▶ Task to complete
Each line containing the word "filled" must be reported.

▶ Given entries
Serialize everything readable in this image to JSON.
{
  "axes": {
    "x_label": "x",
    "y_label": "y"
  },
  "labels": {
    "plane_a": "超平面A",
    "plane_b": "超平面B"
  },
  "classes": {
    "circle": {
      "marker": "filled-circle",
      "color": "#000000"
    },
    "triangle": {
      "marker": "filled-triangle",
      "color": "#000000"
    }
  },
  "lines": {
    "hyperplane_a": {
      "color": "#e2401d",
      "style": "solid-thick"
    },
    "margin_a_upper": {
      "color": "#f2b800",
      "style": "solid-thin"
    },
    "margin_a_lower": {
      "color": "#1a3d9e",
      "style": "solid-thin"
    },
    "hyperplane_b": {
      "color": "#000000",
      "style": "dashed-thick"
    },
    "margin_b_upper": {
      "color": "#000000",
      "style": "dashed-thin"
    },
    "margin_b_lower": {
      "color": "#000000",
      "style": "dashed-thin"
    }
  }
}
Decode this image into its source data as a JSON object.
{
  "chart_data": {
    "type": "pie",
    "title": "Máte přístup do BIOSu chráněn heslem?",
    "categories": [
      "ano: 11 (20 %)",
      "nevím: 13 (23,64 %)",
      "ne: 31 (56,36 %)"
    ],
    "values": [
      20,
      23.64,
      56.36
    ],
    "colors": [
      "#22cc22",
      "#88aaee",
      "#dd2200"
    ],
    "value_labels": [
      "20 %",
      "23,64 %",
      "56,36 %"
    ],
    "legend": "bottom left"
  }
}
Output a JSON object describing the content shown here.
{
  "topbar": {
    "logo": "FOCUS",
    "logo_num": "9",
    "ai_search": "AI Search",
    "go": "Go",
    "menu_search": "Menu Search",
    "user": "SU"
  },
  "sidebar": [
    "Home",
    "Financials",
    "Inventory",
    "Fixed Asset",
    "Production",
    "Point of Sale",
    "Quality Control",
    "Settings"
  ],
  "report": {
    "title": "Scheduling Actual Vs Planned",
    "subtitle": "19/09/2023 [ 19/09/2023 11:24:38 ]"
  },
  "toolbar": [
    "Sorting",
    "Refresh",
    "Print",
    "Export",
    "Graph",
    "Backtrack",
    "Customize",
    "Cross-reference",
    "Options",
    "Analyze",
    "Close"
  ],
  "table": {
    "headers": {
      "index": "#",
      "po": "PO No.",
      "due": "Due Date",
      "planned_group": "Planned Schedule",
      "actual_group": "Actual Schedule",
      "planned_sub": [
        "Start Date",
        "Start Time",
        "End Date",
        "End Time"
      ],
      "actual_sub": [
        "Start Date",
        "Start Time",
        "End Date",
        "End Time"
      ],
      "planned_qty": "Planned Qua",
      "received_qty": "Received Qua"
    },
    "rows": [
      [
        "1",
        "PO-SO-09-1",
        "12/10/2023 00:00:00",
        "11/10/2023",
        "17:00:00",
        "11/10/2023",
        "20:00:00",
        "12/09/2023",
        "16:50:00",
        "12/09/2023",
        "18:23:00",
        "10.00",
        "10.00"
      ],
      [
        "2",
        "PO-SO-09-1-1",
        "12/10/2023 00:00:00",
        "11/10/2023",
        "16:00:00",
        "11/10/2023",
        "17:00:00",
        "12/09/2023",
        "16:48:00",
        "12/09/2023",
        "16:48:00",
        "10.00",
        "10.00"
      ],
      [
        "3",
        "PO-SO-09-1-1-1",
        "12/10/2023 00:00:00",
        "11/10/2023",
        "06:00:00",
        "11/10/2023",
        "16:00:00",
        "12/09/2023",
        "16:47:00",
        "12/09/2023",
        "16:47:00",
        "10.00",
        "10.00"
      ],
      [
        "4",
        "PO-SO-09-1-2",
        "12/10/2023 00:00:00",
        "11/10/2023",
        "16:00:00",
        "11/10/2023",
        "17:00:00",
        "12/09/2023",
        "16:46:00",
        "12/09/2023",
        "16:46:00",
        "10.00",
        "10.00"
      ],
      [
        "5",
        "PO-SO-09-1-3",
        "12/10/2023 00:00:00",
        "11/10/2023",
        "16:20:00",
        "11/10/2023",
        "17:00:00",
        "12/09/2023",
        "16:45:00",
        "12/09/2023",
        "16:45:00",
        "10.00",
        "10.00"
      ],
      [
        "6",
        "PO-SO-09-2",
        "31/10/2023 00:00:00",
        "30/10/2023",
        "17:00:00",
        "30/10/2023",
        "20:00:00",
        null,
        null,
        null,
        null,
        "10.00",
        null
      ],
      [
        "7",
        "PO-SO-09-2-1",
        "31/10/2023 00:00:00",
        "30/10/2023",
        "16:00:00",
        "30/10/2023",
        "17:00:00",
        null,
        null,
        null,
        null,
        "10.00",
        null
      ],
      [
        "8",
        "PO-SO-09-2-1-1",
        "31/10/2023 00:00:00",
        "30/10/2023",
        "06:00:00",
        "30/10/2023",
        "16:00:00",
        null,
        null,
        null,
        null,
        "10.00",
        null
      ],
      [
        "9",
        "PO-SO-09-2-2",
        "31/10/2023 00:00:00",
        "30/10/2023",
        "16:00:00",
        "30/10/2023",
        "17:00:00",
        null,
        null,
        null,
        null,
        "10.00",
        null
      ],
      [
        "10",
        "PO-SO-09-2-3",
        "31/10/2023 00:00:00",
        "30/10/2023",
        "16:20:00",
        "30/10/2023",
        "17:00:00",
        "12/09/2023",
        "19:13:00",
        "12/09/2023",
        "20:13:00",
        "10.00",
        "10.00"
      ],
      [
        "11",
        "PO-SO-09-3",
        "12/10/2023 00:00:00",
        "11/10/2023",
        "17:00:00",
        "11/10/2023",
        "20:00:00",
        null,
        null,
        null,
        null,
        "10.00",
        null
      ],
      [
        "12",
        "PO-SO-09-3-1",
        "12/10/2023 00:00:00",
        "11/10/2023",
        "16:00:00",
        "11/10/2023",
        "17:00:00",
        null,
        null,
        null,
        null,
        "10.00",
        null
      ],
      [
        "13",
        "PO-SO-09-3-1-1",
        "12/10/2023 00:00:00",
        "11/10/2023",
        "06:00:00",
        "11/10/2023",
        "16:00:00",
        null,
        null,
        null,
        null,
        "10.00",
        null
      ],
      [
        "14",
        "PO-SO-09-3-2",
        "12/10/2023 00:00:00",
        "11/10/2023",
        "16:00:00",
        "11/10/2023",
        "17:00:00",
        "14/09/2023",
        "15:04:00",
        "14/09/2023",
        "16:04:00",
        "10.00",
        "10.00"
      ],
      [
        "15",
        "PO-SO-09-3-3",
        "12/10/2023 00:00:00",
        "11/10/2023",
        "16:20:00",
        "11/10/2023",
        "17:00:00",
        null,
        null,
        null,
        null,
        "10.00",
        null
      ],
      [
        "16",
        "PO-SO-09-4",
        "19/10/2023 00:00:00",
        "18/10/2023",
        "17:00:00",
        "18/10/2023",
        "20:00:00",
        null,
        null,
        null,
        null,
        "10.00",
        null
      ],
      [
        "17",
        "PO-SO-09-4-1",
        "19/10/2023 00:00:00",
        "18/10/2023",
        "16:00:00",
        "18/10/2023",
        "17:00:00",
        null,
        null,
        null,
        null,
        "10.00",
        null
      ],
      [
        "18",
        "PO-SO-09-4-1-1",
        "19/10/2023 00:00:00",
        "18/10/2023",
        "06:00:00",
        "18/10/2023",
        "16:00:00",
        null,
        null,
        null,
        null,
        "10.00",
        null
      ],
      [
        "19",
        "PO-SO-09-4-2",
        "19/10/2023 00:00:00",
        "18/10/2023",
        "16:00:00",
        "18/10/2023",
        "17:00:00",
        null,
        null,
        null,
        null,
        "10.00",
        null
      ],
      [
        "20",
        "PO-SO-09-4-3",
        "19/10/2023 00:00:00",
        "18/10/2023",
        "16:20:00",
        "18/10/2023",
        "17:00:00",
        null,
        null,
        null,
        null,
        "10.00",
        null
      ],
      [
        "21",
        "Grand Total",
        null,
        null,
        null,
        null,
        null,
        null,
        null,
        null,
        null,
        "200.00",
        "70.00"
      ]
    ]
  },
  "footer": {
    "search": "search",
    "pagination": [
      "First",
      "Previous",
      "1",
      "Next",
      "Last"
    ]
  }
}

▶ Worked answer
      "marker": "filled-circle",
      "marker": "filled-triangle",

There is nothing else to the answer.